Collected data
********
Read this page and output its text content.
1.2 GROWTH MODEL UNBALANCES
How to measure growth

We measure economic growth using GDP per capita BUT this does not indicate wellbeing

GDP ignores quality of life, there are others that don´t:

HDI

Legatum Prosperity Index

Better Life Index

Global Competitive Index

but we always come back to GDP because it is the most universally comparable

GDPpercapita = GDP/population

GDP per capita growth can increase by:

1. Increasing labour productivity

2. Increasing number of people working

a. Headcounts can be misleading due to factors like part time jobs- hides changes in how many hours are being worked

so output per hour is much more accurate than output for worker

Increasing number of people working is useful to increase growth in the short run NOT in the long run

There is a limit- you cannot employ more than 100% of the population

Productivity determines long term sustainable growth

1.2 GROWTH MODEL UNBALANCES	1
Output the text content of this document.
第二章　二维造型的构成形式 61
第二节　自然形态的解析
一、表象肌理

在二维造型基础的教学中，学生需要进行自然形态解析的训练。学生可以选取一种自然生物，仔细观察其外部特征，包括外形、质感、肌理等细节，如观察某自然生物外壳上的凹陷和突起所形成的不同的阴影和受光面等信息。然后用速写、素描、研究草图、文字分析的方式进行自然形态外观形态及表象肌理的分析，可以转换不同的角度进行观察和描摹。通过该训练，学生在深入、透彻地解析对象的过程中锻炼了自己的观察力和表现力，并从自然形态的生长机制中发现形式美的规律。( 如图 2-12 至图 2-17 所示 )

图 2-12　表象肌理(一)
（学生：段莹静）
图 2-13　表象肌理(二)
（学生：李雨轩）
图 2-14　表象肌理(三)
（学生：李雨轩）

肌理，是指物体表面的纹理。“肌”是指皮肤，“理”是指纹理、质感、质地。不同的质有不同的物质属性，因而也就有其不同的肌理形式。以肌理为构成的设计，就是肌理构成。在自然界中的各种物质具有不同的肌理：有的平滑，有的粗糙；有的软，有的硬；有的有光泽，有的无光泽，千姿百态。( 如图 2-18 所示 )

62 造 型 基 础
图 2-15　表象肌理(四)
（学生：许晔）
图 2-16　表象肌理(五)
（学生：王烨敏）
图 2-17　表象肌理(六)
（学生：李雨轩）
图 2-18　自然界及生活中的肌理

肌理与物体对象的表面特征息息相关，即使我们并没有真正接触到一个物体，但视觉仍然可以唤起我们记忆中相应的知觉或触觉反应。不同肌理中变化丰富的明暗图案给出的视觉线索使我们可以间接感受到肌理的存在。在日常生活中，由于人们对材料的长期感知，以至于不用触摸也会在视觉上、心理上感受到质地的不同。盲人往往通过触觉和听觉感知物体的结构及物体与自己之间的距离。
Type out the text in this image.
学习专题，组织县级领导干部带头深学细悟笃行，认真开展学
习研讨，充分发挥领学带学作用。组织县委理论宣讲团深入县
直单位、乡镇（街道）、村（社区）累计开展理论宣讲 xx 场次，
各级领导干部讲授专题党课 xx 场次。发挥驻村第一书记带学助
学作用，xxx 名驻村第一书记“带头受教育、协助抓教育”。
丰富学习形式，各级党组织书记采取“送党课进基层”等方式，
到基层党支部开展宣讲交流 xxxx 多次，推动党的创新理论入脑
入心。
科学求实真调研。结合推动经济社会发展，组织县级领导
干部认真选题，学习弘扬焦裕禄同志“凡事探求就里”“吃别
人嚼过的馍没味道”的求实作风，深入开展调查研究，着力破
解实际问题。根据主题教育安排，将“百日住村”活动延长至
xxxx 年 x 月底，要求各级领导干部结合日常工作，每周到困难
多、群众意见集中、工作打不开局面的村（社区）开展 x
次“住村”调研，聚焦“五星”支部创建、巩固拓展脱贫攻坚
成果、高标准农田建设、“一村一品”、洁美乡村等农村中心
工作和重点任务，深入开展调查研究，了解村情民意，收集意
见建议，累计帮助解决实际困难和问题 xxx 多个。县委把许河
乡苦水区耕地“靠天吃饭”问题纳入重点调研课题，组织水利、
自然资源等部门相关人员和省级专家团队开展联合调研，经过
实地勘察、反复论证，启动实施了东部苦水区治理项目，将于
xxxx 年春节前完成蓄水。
********
(Task statement): Gather up the lines containing the word "working" from these records and copy them.

(Worked solution):
2. Increasing number of people working
Increasing number of people working is useful to increase growth in the short run NOT in the long run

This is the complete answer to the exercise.